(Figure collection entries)
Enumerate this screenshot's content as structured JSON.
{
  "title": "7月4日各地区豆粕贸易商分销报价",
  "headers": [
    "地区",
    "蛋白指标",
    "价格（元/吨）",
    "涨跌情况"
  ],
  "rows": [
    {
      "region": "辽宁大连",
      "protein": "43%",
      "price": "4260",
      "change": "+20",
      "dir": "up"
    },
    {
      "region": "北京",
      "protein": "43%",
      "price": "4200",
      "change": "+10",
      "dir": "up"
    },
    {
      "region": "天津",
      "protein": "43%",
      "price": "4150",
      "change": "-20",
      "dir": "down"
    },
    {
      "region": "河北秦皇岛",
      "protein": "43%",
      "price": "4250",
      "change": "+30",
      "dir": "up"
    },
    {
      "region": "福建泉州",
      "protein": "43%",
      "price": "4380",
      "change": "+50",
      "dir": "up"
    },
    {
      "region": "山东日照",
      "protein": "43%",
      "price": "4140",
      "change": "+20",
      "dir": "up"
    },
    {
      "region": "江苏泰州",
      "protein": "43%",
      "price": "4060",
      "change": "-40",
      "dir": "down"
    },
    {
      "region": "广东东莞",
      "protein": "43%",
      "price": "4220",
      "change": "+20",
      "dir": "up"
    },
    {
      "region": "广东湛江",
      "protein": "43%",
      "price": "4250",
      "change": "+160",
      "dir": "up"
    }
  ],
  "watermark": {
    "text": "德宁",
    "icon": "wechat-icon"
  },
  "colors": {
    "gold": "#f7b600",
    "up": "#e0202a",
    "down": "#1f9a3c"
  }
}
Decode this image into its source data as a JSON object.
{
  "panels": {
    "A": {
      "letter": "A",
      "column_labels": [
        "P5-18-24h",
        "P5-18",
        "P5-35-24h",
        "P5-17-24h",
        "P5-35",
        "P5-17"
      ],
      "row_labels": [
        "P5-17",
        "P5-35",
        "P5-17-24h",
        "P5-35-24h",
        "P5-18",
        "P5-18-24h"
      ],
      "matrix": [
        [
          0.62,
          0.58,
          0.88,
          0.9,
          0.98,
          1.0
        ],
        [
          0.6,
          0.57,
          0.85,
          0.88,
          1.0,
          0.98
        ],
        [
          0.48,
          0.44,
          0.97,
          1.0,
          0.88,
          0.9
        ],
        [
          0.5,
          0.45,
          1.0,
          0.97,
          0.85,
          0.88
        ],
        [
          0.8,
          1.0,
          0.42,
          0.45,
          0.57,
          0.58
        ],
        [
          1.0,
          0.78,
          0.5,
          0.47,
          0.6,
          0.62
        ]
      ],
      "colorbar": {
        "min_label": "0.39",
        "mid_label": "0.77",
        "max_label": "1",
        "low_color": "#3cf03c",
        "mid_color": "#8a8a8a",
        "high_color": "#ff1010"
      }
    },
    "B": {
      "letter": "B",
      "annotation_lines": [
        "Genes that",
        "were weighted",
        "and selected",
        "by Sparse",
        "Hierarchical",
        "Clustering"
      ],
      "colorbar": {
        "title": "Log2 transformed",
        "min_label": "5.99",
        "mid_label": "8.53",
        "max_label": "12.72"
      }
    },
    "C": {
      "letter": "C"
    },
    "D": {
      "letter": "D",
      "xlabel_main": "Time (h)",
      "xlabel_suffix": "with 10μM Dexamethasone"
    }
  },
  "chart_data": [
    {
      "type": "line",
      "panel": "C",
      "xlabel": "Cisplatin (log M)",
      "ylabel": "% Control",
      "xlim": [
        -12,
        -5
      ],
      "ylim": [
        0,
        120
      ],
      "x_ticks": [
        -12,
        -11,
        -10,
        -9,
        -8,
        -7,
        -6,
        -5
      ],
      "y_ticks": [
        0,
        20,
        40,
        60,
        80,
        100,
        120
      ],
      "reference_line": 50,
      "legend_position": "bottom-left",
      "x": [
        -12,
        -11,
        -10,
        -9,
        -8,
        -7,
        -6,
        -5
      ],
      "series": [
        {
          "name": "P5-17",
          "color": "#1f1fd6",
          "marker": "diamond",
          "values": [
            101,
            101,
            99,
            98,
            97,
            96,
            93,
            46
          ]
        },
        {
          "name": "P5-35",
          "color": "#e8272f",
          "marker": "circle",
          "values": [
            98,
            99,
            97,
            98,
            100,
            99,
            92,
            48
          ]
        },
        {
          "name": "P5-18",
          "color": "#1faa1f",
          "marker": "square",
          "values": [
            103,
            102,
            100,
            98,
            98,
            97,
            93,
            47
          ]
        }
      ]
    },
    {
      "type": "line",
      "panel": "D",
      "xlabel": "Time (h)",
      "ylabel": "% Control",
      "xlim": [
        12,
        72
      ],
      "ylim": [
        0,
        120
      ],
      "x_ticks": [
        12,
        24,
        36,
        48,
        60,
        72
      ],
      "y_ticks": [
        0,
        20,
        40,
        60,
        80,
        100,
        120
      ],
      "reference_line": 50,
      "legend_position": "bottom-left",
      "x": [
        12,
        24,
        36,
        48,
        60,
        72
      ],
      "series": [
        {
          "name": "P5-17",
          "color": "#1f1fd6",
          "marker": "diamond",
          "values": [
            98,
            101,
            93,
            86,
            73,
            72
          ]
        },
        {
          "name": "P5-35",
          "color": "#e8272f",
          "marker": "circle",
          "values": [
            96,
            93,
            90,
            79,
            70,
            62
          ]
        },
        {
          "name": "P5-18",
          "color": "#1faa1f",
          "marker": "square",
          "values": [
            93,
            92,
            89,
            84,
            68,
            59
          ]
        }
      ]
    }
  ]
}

Task item:
For this exercise, restate every record word for word.

Solved exercise:
Enumerate this screenshot's content as structured JSON.
{
  "title": "7月4日各地区豆粕贸易商分销报价",
  "headers": [
    "地区",
    "蛋白指标",
    "价格（元/吨）",
    "涨跌情况"
  ],
  "rows": [
    {
      "region": "辽宁大连",
      "protein": "43%",
      "price": "4260",
      "change": "+20",
      "dir": "up"
    },
    {
      "region": "北京",
      "protein": "43%",
      "price": "4200",
      "change": "+10",
      "dir": "up"
    },
    {
      "region": "天津",
      "protein": "43%",
      "price": "4150",
      "change": "-20",
      "dir": "down"
    },
    {
      "region": "河北秦皇岛",
      "protein": "43%",
      "price": "4250",
      "change": "+30",
      "dir": "up"
    },
    {
      "region": "福建泉州",
      "protein": "43%",
      "price": "4380",
      "change": "+50",
      "dir": "up"
    },
    {
      "region": "山东日照",
      "protein": "43%",
      "price": "4140",
      "change": "+20",
      "dir": "up"
    },
    {
      "region": "江苏泰州",
      "protein": "43%",
      "price": "4060",
      "change": "-40",
      "dir": "down"
    },
    {
      "region": "广东东莞",
      "protein": "43%",
      "price": "4220",
      "change": "+20",
      "dir": "up"
    },
    {
      "region": "广东湛江",
      "protein": "43%",
      "price": "4250",
      "change": "+160",
      "dir": "up"
    }
  ],
  "watermark": {
    "text": "德宁",
    "icon": "wechat-icon"
  },
  "colors": {
    "gold": "#f7b600",
    "up": "#e0202a",
    "down": "#1f9a3c"
  }
}
Decode this image into its source data as a JSON object.
{
  "panels": {
    "A": {
      "letter": "A",
      "column_labels": [
        "P5-18-24h",
        "P5-18",
        "P5-35-24h",
        "P5-17-24h",
        "P5-35",
        "P5-17"
      ],
      "row_labels": [
        "P5-17",
        "P5-35",
        "P5-17-24h",
        "P5-35-24h",
        "P5-18",
        "P5-18-24h"
      ],
      "matrix": [
        [
          0.62,
          0.58,
          0.88,
          0.9,
          0.98,
          1.0
        ],
        [
          0.6,
          0.57,
          0.85,
          0.88,
          1.0,
          0.98
        ],
        [
          0.48,
          0.44,
          0.97,
          1.0,
          0.88,
          0.9
        ],
        [
          0.5,
          0.45,
          1.0,
          0.97,
          0.85,
          0.88
        ],
        [
          0.8,
          1.0,
          0.42,
          0.45,
          0.57,
          0.58
        ],
        [
          1.0,
          0.78,
          0.5,
          0.47,
          0.6,
          0.62
        ]
      ],
      "colorbar": {
        "min_label": "0.39",
        "mid_label": "0.77",
        "max_label": "1",
        "low_color": "#3cf03c",
        "mid_color": "#8a8a8a",
        "high_color": "#ff1010"
      }
    },
    "B": {
      "letter": "B",
      "annotation_lines": [
        "Genes that",
        "were weighted",
        "and selected",
        "by Sparse",
        "Hierarchical",
        "Clustering"
      ],
      "colorbar": {
        "title": "Log2 transformed",
        "min_label": "5.99",
        "mid_label": "8.53",
        "max_label": "12.72"
      }
    },
    "C": {
      "letter": "C"
    },
    "D": {
      "letter": "D",
      "xlabel_main": "Time (h)",
      "xlabel_suffix": "with 10μM Dexamethasone"
    }
  },
  "chart_data": [
    {
      "type": "line",
      "panel": "C",
      "xlabel": "Cisplatin (log M)",
      "ylabel": "% Control",
      "xlim": [
        -12,
        -5
      ],
      "ylim": [
        0,
        120
      ],
      "x_ticks": [
        -12,
        -11,
        -10,
        -9,
        -8,
        -7,
        -6,
        -5
      ],
      "y_ticks": [
        0,
        20,
        40,
        60,
        80,
        100,
        120
      ],
      "reference_line": 50,
      "legend_position": "bottom-left",
      "x": [
        -12,
        -11,
        -10,
        -9,
        -8,
        -7,
        -6,
        -5
      ],
      "series": [
        {
          "name": "P5-17",
          "color": "#1f1fd6",
          "marker": "diamond",
          "values": [
            101,
            101,
            99,
            98,
            97,
            96,
            93,
            46
          ]
        },
        {
          "name": "P5-35",
          "color": "#e8272f",
          "marker": "circle",
          "values": [
            98,
            99,
            97,
            98,
            100,
            99,
            92,
            48
          ]
        },
        {
          "name": "P5-18",
          "color": "#1faa1f",
          "marker": "square",
          "values": [
            103,
            102,
            100,
            98,
            98,
            97,
            93,
            47
          ]
        }
      ]
    },
    {
      "type": "line",
      "panel": "D",
      "xlabel": "Time (h)",
      "ylabel": "% Control",
      "xlim": [
        12,
        72
      ],
      "ylim": [
        0,
        120
      ],
      "x_ticks": [
        12,
        24,
        36,
        48,
        60,
        72
      ],
      "y_ticks": [
        0,
        20,
        40,
        60,
        80,
        100,
        120
      ],
      "reference_line": 50,
      "legend_position": "bottom-left",
      "x": [
        12,
        24,
        36,
        48,
        60,
        72
      ],
      "series": [
        {
          "name": "P5-17",
          "color": "#1f1fd6",
          "marker": "diamond",
          "values": [
            98,
            101,
            93,
            86,
            73,
            72
          ]
        },
        {
          "name": "P5-35",
          "color": "#e8272f",
          "marker": "circle",
          "values": [
            96,
            93,
            90,
            79,
            70,
            62
          ]
        },
        {
          "name": "P5-18",
          "color": "#1faa1f",
          "marker": "square",
          "values": [
            93,
            92,
            89,
            84,
            68,
            59
          ]
        }
      ]
    }
  ]
}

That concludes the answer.